_WHAT TO DO_
For the records below, the count of lines that hold "desktop" is required; give only that number.

_LISTED ENTRIES_
--- START ---
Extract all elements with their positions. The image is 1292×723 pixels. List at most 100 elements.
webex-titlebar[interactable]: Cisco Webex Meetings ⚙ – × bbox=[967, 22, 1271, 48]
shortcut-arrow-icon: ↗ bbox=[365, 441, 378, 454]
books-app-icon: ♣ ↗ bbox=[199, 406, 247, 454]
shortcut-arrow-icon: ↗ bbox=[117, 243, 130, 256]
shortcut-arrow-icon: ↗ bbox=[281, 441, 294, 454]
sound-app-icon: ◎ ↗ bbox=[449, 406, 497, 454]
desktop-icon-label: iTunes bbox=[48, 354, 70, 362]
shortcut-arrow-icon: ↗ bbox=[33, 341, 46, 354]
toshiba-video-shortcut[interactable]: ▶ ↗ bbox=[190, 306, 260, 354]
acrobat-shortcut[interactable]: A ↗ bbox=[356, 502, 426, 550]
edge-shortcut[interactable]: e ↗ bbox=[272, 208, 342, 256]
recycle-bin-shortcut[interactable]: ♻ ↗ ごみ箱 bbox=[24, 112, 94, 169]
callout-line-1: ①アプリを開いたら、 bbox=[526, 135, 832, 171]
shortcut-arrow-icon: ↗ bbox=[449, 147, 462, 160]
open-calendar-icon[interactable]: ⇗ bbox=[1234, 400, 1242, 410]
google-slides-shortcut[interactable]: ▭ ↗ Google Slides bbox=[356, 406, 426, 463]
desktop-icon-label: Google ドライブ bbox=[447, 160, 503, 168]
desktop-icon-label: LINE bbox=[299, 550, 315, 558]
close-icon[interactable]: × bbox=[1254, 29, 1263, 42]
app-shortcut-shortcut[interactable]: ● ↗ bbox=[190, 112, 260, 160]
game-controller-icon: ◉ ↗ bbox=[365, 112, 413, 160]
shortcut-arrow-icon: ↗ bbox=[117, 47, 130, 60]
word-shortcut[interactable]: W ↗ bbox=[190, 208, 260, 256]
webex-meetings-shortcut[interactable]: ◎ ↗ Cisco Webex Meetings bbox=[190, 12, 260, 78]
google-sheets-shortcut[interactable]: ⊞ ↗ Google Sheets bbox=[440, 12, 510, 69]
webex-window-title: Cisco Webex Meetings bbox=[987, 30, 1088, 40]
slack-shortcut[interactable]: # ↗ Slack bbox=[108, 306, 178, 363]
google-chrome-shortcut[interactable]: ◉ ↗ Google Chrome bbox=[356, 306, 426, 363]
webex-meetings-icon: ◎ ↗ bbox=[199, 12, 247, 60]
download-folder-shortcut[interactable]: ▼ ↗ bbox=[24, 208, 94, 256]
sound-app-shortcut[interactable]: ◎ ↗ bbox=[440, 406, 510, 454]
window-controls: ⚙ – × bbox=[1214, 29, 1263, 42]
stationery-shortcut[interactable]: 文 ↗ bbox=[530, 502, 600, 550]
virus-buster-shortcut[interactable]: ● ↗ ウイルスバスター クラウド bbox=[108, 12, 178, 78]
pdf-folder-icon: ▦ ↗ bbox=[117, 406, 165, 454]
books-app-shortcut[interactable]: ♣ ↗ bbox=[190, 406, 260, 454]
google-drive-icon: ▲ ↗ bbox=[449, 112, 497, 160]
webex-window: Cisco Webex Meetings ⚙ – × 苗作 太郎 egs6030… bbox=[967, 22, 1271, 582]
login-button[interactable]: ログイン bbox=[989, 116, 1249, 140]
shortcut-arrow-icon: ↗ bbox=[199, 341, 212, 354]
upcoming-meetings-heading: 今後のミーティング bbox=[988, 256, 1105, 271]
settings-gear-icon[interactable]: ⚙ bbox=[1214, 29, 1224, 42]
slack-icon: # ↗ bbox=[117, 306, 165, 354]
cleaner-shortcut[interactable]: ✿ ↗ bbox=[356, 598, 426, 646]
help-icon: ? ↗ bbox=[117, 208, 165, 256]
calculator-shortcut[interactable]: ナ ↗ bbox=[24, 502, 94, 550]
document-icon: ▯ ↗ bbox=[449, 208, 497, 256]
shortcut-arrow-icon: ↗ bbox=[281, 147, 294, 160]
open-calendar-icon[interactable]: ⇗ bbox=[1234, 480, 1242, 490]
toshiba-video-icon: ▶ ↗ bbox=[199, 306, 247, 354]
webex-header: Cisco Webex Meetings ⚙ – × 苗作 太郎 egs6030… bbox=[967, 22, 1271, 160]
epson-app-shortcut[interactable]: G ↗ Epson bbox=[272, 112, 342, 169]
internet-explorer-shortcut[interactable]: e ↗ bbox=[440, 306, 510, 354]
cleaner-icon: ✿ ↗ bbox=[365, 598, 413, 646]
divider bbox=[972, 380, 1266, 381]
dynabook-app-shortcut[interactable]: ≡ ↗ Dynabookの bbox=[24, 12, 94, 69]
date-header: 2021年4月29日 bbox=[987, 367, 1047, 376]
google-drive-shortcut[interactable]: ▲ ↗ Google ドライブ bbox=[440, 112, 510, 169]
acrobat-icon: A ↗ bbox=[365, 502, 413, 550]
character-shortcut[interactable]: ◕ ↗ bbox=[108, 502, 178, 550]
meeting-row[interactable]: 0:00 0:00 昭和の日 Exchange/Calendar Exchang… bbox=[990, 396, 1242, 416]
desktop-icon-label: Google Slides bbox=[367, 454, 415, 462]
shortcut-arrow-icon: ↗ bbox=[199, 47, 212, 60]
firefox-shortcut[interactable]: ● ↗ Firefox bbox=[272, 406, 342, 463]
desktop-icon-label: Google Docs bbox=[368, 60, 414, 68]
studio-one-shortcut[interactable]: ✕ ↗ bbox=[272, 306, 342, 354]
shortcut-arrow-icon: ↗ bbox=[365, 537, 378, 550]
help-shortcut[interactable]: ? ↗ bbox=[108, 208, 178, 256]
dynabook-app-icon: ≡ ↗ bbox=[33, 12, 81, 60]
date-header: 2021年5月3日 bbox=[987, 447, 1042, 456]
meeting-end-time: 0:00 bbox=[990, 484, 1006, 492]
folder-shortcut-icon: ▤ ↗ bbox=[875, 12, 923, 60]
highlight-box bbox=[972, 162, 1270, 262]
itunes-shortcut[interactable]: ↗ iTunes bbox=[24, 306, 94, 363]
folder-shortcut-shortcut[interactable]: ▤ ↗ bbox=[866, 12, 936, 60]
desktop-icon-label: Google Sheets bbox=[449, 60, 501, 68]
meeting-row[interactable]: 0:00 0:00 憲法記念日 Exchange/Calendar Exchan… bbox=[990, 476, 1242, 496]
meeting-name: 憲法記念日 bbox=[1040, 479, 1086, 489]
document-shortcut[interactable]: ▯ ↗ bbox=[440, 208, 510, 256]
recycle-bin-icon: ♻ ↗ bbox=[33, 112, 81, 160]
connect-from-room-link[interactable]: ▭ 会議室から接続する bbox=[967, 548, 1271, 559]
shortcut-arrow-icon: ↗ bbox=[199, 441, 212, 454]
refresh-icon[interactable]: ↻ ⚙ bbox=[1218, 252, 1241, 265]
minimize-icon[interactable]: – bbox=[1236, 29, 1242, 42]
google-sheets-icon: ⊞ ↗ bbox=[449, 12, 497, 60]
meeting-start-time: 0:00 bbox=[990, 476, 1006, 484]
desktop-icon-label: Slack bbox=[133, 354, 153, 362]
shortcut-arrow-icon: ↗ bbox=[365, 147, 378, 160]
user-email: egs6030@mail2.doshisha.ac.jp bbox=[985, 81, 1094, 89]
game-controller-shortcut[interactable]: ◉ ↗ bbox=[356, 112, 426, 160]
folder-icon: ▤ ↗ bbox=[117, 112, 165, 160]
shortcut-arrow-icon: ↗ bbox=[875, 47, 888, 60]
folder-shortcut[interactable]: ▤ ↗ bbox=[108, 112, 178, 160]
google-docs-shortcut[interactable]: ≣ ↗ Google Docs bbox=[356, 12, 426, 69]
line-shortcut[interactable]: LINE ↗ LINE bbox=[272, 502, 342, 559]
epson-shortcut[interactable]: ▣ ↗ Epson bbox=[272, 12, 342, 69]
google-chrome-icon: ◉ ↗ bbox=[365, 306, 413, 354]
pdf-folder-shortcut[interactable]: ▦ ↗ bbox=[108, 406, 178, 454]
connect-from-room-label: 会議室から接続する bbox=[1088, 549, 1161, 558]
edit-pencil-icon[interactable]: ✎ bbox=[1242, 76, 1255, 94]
--- END ---
_RESULT OF THE EXERCISE_
7